**Rows:**

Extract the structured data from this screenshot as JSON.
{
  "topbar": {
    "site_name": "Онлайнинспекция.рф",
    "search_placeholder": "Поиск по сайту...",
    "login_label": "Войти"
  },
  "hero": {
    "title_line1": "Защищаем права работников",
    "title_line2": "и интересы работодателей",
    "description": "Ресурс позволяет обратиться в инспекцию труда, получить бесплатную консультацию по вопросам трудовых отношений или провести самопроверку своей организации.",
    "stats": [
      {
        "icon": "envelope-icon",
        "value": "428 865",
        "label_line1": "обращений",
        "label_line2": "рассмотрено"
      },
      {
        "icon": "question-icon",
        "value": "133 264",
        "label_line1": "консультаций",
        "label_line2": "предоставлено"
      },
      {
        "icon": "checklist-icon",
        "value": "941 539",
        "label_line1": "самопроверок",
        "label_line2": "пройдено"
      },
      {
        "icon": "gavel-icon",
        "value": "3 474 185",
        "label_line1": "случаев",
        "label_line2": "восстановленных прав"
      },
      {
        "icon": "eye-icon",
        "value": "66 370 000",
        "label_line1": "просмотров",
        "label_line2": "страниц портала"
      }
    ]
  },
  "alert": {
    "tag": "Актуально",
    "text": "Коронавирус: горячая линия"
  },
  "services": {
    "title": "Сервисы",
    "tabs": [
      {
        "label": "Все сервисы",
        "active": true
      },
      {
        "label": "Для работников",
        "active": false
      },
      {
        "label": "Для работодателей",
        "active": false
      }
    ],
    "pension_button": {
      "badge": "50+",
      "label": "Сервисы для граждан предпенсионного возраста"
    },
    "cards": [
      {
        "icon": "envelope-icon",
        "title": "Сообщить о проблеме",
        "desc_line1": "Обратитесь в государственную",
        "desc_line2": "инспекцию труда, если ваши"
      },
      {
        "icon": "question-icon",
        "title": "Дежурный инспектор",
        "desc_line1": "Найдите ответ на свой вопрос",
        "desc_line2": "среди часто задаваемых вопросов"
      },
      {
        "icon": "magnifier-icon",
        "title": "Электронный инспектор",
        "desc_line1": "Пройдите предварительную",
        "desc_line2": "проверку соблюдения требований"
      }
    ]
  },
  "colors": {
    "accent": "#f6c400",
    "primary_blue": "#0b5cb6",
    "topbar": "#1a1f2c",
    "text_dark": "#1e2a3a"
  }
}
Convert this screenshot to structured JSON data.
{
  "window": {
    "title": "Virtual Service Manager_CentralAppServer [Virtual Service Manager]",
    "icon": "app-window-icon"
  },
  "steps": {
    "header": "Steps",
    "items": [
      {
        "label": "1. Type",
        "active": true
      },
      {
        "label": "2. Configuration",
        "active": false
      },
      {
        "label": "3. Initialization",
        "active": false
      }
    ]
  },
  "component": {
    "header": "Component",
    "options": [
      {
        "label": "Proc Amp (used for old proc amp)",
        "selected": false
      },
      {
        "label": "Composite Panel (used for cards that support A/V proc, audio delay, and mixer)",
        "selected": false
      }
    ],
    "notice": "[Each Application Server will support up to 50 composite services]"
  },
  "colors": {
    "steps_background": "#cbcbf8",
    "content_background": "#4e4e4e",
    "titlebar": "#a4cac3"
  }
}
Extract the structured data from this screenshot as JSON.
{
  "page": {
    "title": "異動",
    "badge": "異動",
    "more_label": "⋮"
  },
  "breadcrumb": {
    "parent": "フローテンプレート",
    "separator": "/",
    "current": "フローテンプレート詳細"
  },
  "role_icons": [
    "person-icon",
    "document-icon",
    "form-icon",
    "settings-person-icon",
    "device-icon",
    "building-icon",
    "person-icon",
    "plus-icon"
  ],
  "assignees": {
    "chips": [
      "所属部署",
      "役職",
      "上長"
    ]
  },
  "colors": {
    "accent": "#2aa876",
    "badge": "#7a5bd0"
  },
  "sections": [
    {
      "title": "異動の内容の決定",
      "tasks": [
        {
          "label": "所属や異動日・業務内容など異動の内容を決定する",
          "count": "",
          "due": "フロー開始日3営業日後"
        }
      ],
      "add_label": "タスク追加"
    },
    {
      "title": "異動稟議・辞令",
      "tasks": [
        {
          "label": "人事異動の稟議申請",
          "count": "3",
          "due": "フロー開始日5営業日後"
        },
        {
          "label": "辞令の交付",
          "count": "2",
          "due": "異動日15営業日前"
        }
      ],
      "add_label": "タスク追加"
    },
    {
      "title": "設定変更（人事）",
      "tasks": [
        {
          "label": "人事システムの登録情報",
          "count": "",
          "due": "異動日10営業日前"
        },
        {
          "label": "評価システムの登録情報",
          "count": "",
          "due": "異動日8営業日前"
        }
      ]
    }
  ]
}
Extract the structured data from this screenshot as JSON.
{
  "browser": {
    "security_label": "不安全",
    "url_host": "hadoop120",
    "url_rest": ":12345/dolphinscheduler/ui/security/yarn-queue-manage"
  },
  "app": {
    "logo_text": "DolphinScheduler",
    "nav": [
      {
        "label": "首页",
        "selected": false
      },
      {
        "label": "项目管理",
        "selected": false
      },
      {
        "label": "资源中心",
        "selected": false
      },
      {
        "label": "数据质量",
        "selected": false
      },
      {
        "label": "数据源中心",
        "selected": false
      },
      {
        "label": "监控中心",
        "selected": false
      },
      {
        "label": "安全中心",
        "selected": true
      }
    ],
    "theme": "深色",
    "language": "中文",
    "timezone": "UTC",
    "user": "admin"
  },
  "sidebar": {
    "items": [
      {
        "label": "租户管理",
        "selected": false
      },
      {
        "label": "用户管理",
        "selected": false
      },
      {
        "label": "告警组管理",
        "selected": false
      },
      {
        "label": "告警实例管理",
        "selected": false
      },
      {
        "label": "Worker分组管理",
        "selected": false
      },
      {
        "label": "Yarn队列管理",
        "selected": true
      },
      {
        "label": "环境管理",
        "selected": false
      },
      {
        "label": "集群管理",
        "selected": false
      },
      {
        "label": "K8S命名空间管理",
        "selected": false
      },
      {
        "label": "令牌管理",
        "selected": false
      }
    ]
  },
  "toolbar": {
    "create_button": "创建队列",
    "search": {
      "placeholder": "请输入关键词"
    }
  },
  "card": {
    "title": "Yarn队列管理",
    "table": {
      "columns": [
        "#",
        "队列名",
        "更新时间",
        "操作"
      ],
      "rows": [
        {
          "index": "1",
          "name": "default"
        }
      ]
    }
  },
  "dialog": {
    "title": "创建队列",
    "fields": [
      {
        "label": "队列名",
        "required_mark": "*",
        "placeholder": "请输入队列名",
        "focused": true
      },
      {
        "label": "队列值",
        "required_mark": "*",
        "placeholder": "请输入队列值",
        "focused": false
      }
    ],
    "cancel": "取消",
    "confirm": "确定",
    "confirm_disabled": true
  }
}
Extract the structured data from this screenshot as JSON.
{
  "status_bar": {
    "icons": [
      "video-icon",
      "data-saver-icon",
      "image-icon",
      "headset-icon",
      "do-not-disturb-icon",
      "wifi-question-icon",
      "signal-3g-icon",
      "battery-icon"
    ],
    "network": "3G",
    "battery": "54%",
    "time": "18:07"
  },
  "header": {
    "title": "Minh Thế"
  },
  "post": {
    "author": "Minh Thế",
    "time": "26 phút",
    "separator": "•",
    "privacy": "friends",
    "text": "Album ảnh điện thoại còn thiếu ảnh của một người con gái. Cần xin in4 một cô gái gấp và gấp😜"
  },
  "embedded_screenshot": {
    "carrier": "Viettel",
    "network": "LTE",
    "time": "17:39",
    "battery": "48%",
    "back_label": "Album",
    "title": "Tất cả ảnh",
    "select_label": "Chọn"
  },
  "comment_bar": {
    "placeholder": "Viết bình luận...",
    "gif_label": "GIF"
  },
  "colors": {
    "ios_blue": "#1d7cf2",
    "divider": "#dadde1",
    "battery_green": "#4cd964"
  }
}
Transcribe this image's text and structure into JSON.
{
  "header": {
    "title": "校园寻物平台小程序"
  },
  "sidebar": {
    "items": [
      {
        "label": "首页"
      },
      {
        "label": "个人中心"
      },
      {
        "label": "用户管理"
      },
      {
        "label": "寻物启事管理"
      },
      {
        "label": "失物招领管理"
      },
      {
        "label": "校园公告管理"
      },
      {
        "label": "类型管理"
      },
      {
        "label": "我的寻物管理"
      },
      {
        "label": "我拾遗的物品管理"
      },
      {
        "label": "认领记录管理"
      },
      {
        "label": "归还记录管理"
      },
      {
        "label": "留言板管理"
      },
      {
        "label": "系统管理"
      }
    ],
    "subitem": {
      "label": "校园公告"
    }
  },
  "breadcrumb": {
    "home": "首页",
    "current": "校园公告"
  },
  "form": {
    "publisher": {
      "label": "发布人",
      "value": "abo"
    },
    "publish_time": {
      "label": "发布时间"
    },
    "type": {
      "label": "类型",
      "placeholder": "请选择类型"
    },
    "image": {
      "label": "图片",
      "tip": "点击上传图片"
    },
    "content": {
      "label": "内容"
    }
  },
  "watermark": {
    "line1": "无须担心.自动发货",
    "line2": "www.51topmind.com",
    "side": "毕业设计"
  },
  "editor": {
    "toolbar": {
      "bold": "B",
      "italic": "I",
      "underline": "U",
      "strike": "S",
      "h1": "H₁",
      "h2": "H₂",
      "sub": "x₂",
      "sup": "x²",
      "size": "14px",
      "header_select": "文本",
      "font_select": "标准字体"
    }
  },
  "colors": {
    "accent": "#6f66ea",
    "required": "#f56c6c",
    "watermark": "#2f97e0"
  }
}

**Short task:** Take every line from the records above that has the word "services" and copy it.

**Problem solution:**
  "services": {
    "notice": "[Each Application Server will support up to 50 composite services]"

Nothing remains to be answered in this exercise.